START DATA SUPPLIED

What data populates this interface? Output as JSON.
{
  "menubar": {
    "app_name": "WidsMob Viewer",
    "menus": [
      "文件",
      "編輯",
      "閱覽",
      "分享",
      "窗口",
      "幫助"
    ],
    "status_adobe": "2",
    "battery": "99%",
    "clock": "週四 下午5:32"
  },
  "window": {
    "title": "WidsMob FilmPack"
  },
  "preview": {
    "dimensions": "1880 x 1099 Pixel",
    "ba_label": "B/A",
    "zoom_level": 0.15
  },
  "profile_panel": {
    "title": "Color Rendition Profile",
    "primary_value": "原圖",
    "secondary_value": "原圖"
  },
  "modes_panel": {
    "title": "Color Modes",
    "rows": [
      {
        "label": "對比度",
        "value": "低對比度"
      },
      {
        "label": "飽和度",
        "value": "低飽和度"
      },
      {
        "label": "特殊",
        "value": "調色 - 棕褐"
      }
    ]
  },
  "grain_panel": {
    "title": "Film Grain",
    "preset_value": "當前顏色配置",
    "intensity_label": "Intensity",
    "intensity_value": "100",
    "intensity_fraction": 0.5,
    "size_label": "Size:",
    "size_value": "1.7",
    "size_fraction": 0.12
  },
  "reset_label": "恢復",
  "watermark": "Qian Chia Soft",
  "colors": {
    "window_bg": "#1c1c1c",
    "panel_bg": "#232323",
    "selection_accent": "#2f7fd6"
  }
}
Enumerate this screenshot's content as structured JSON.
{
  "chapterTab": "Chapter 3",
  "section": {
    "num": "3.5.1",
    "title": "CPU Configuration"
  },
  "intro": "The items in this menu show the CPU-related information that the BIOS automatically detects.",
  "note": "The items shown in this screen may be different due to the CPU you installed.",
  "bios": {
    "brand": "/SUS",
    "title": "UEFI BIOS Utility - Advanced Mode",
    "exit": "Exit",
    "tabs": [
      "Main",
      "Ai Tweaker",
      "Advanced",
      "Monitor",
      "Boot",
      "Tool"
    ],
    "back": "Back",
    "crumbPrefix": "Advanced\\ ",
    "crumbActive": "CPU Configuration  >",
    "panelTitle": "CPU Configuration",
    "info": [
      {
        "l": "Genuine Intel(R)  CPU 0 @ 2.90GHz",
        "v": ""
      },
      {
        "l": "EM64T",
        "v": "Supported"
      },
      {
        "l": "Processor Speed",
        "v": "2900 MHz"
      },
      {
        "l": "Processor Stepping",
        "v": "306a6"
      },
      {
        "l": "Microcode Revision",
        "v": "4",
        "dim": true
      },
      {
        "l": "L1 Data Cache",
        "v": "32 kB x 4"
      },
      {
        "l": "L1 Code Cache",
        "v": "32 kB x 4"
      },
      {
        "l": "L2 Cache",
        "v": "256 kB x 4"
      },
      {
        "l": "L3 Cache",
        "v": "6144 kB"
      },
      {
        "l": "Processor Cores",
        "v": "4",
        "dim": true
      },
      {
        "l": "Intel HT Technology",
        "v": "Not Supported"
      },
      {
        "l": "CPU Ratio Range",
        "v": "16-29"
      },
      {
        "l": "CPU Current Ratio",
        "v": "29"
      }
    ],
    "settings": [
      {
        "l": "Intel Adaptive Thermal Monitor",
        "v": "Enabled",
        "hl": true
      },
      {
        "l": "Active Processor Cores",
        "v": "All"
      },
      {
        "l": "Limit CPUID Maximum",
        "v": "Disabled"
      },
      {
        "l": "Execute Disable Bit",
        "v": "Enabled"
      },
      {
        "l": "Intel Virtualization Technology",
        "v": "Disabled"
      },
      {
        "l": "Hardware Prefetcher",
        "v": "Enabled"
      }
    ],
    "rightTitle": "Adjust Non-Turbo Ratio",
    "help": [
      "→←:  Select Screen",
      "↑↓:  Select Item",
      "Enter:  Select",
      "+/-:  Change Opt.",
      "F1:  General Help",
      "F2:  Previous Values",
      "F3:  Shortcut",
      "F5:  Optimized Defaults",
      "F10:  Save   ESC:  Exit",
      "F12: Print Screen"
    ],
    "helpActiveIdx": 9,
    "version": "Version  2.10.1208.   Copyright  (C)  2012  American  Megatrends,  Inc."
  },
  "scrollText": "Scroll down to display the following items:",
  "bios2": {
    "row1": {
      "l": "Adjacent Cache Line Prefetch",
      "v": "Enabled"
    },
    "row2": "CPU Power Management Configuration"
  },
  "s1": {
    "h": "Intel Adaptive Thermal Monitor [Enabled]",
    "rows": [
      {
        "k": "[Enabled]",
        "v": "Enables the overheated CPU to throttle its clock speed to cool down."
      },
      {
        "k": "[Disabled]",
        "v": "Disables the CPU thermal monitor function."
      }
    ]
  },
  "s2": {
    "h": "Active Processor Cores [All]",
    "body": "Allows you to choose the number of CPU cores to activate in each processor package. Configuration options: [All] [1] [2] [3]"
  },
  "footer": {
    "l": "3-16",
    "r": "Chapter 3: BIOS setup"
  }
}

END DATA SUPPLIED

→ TASK DIRECTIONS: Copy all of the data exactly.

→ SOLUTION TO THIS PROBLEM:
What data populates this interface? Output as JSON.
{
  "menubar": {
    "app_name": "WidsMob Viewer",
    "menus": [
      "文件",
      "編輯",
      "閱覽",
      "分享",
      "窗口",
      "幫助"
    ],
    "status_adobe": "2",
    "battery": "99%",
    "clock": "週四 下午5:32"
  },
  "window": {
    "title": "WidsMob FilmPack"
  },
  "preview": {
    "dimensions": "1880 x 1099 Pixel",
    "ba_label": "B/A",
    "zoom_level": 0.15
  },
  "profile_panel": {
    "title": "Color Rendition Profile",
    "primary_value": "原圖",
    "secondary_value": "原圖"
  },
  "modes_panel": {
    "title": "Color Modes",
    "rows": [
      {
        "label": "對比度",
        "value": "低對比度"
      },
      {
        "label": "飽和度",
        "value": "低飽和度"
      },
      {
        "label": "特殊",
        "value": "調色 - 棕褐"
      }
    ]
  },
  "grain_panel": {
    "title": "Film Grain",
    "preset_value": "當前顏色配置",
    "intensity_label": "Intensity",
    "intensity_value": "100",
    "intensity_fraction": 0.5,
    "size_label": "Size:",
    "size_value": "1.7",
    "size_fraction": 0.12
  },
  "reset_label": "恢復",
  "watermark": "Qian Chia Soft",
  "colors": {
    "window_bg": "#1c1c1c",
    "panel_bg": "#232323",
    "selection_accent": "#2f7fd6"
  }
}
Enumerate this screenshot's content as structured JSON.
{
  "chapterTab": "Chapter 3",
  "section": {
    "num": "3.5.1",
    "title": "CPU Configuration"
  },
  "intro": "The items in this menu show the CPU-related information that the BIOS automatically detects.",
  "note": "The items shown in this screen may be different due to the CPU you installed.",
  "bios": {
    "brand": "/SUS",
    "title": "UEFI BIOS Utility - Advanced Mode",
    "exit": "Exit",
    "tabs": [
      "Main",
      "Ai Tweaker",
      "Advanced",
      "Monitor",
      "Boot",
      "Tool"
    ],
    "back": "Back",
    "crumbPrefix": "Advanced\\ ",
    "crumbActive": "CPU Configuration  >",
    "panelTitle": "CPU Configuration",
    "info": [
      {
        "l": "Genuine Intel(R)  CPU 0 @ 2.90GHz",
        "v": ""
      },
      {
        "l": "EM64T",
        "v": "Supported"
      },
      {
        "l": "Processor Speed",
        "v": "2900 MHz"
      },
      {
        "l": "Processor Stepping",
        "v": "306a6"
      },
      {
        "l": "Microcode Revision",
        "v": "4",
        "dim": true
      },
      {
        "l": "L1 Data Cache",
        "v": "32 kB x 4"
      },
      {
        "l": "L1 Code Cache",
        "v": "32 kB x 4"
      },
      {
        "l": "L2 Cache",
        "v": "256 kB x 4"
      },
      {
        "l": "L3 Cache",
        "v": "6144 kB"
      },
      {
        "l": "Processor Cores",
        "v": "4",
        "dim": true
      },
      {
        "l": "Intel HT Technology",
        "v": "Not Supported"
      },
      {
        "l": "CPU Ratio Range",
        "v": "16-29"
      },
      {
        "l": "CPU Current Ratio",
        "v": "29"
      }
    ],
    "settings": [
      {
        "l": "Intel Adaptive Thermal Monitor",
        "v": "Enabled",
        "hl": true
      },
      {
        "l": "Active Processor Cores",
        "v": "All"
      },
      {
        "l": "Limit CPUID Maximum",
        "v": "Disabled"
      },
      {
        "l": "Execute Disable Bit",
        "v": "Enabled"
      },
      {
        "l": "Intel Virtualization Technology",
        "v": "Disabled"
      },
      {
        "l": "Hardware Prefetcher",
        "v": "Enabled"
      }
    ],
    "rightTitle": "Adjust Non-Turbo Ratio",
    "help": [
      "→←:  Select Screen",
      "↑↓:  Select Item",
      "Enter:  Select",
      "+/-:  Change Opt.",
      "F1:  General Help",
      "F2:  Previous Values",
      "F3:  Shortcut",
      "F5:  Optimized Defaults",
      "F10:  Save   ESC:  Exit",
      "F12: Print Screen"
    ],
    "helpActiveIdx": 9,
    "version": "Version  2.10.1208.   Copyright  (C)  2012  American  Megatrends,  Inc."
  },
  "scrollText": "Scroll down to display the following items:",
  "bios2": {
    "row1": {
      "l": "Adjacent Cache Line Prefetch",
      "v": "Enabled"
    },
    "row2": "CPU Power Management Configuration"
  },
  "s1": {
    "h": "Intel Adaptive Thermal Monitor [Enabled]",
    "rows": [
      {
        "k": "[Enabled]",
        "v": "Enables the overheated CPU to throttle its clock speed to cool down."
      },
      {
        "k": "[Disabled]",
        "v": "Disables the CPU thermal monitor function."
      }
    ]
  },
  "s2": {
    "h": "Active Processor Cores [All]",
    "body": "Allows you to choose the number of CPU cores to activate in each processor package. Configuration options: [All] [1] [2] [3]"
  },
  "footer": {
    "l": "3-16",
    "r": "Chapter 3: BIOS setup"
  }
}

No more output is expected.